### Problem
Please update the data from the line containing "Find all labels, buttons, inputs, and" down to the line containing "wind-dir-head-48: [685, 366, 690, 371]" by swapping "gust-marker" for "gust-symbol", keeping everything else the same and omitting the pictures.

### Source material
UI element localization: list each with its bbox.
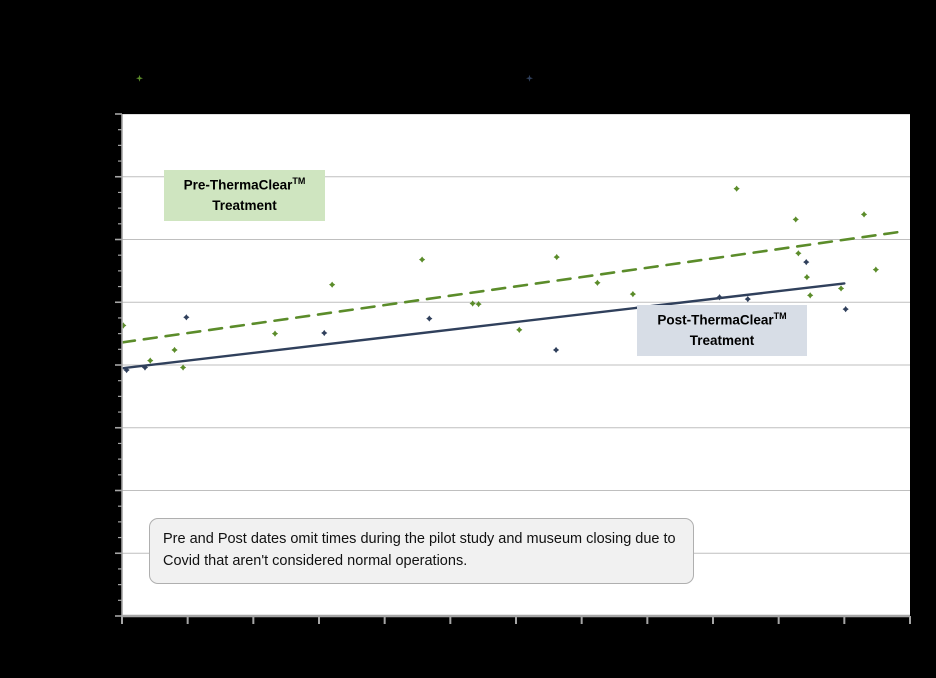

* * *

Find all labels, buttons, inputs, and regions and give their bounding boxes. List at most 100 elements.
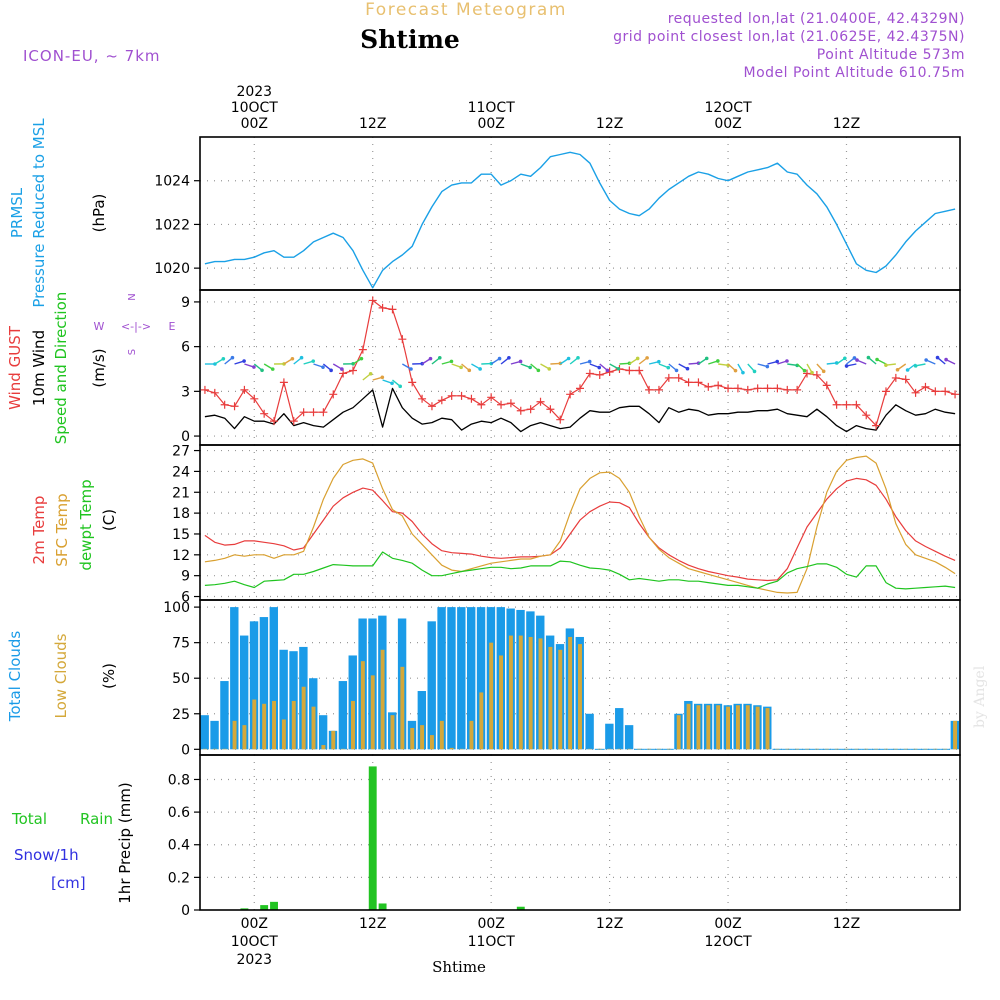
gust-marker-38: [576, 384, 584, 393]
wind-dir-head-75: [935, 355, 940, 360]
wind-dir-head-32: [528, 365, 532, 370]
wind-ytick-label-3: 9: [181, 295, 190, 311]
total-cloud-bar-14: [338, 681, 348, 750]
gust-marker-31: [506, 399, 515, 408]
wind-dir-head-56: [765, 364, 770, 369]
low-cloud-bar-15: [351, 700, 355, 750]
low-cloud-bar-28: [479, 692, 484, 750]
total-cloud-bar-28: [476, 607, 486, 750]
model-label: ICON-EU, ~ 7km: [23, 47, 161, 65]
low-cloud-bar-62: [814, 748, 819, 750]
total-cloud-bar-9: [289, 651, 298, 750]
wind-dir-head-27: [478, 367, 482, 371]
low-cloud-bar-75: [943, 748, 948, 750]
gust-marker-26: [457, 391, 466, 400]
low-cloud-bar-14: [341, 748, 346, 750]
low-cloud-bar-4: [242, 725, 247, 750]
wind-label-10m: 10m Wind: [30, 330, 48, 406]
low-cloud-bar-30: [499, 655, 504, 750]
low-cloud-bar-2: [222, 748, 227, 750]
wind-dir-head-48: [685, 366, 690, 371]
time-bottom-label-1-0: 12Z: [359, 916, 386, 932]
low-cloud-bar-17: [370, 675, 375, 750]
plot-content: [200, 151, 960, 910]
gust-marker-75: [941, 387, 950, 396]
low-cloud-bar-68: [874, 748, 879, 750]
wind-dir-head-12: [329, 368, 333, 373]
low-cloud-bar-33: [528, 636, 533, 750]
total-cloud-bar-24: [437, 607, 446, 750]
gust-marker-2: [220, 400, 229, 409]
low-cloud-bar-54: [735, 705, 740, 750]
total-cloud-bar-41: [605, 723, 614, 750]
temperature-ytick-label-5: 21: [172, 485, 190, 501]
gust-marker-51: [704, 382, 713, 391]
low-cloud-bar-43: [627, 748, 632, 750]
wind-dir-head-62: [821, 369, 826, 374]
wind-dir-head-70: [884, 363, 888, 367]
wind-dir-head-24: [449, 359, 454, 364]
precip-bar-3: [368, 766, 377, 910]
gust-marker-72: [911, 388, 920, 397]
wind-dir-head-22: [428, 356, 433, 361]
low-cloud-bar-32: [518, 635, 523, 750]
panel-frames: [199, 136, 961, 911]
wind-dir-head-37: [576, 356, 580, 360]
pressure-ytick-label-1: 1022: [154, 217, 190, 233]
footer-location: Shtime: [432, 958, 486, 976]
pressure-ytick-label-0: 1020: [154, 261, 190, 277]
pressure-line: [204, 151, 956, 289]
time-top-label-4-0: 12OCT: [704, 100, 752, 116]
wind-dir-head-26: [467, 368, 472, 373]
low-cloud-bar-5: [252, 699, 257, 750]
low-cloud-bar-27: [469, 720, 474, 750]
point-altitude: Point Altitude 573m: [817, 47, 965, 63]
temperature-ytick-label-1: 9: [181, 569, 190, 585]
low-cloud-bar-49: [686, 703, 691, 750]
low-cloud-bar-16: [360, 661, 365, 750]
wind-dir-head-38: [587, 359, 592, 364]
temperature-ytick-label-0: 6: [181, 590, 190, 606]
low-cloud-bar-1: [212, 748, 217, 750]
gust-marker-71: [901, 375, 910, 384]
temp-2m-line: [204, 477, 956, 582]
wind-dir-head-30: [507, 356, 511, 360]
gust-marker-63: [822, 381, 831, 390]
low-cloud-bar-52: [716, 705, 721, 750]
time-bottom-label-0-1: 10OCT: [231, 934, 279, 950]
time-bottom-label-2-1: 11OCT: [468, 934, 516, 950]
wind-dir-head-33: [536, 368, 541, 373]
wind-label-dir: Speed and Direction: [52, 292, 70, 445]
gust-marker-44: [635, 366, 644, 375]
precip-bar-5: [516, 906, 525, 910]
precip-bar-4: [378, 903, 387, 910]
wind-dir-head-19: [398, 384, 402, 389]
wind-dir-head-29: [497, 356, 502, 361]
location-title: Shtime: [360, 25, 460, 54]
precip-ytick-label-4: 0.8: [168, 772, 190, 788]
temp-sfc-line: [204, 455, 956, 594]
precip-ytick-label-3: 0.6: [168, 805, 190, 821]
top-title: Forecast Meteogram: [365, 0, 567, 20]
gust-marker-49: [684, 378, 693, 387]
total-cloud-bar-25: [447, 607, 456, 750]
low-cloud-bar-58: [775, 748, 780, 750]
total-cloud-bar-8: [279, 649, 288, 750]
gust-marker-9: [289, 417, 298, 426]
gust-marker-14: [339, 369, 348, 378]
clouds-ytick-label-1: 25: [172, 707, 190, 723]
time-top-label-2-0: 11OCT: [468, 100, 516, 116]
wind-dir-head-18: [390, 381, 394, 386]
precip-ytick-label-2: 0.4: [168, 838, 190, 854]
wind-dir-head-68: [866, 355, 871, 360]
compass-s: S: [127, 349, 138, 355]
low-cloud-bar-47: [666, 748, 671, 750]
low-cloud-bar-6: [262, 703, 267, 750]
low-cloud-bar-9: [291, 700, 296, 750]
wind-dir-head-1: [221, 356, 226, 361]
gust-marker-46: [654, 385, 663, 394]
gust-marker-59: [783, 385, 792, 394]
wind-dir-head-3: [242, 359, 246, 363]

### Written answer
Find all labels, buttons, inputs, and regions and give their bounding boxes. List at most 100 elements.
gust-symbol-38: [576, 384, 584, 393]
wind-dir-head-75: [935, 355, 940, 360]
wind-dir-head-32: [528, 365, 532, 370]
wind-ytick-label-3: 9: [181, 295, 190, 311]
total-cloud-bar-14: [338, 681, 348, 750]
gust-symbol-31: [506, 399, 515, 408]
wind-dir-head-56: [765, 364, 770, 369]
low-cloud-bar-15: [351, 700, 355, 750]
low-cloud-bar-28: [479, 692, 484, 750]
total-cloud-bar-28: [476, 607, 486, 750]
model-label: ICON-EU, ~ 7km: [23, 47, 161, 65]
low-cloud-bar-62: [814, 748, 819, 750]
total-cloud-bar-9: [289, 651, 298, 750]
wind-dir-head-27: [478, 367, 482, 371]
low-cloud-bar-75: [943, 748, 948, 750]
gust-symbol-26: [457, 391, 466, 400]
low-cloud-bar-14: [341, 748, 346, 750]
low-cloud-bar-4: [242, 725, 247, 750]
wind-label-10m: 10m Wind: [30, 330, 48, 406]
low-cloud-bar-30: [499, 655, 504, 750]
low-cloud-bar-2: [222, 748, 227, 750]
wind-dir-head-48: [685, 366, 690, 371]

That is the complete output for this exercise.